Task brief :: In the listing below, locate the lines that hold the string "нуждаются". Copy those lines.

= = = =

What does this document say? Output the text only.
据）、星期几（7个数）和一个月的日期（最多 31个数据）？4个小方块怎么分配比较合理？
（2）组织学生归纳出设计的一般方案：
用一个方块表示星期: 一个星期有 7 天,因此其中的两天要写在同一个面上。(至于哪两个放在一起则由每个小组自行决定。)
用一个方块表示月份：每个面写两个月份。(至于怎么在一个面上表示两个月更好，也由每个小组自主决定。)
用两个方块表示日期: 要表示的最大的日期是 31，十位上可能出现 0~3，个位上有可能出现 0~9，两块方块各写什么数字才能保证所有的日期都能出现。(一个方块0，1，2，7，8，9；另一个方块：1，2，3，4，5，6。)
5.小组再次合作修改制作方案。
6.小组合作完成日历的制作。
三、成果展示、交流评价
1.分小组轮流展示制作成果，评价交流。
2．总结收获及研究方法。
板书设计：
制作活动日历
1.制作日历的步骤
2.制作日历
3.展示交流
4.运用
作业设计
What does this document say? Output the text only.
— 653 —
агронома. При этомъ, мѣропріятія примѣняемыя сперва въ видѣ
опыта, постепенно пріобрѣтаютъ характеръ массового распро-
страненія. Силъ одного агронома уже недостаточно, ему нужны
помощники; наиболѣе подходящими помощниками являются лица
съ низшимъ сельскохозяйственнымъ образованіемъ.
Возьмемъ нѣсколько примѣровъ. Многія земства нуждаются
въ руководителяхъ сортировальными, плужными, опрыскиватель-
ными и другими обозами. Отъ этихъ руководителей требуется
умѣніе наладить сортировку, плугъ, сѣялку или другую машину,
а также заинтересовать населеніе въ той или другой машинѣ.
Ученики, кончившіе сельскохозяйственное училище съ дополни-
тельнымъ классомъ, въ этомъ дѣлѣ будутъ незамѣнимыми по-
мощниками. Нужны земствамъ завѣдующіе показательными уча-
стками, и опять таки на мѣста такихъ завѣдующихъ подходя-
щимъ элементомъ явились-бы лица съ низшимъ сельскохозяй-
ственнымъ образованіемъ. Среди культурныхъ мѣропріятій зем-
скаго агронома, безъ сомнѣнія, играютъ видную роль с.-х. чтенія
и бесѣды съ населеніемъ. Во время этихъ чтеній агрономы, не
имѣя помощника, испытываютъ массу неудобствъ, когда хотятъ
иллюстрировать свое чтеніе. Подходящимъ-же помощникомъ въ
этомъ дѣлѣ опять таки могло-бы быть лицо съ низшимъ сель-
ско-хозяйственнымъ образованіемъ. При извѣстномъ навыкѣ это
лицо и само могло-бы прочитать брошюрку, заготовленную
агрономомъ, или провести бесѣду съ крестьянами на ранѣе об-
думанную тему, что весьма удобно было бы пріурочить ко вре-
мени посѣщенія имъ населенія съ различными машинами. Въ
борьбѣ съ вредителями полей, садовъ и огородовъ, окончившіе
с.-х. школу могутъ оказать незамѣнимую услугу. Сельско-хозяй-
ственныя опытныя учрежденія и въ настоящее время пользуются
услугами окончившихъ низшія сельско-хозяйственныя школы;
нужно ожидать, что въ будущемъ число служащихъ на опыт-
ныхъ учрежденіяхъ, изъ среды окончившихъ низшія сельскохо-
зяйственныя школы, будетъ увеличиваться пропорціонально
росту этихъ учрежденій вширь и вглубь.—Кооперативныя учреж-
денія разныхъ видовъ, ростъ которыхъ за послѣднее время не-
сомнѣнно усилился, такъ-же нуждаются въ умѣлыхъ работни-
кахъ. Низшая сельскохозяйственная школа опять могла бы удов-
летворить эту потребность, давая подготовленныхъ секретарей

= = = =

The output ::
Возьмемъ нѣсколько примѣровъ. Многія земства нуждаются
сомнѣнно усилился, такъ-же нуждаются въ умѣлыхъ работни-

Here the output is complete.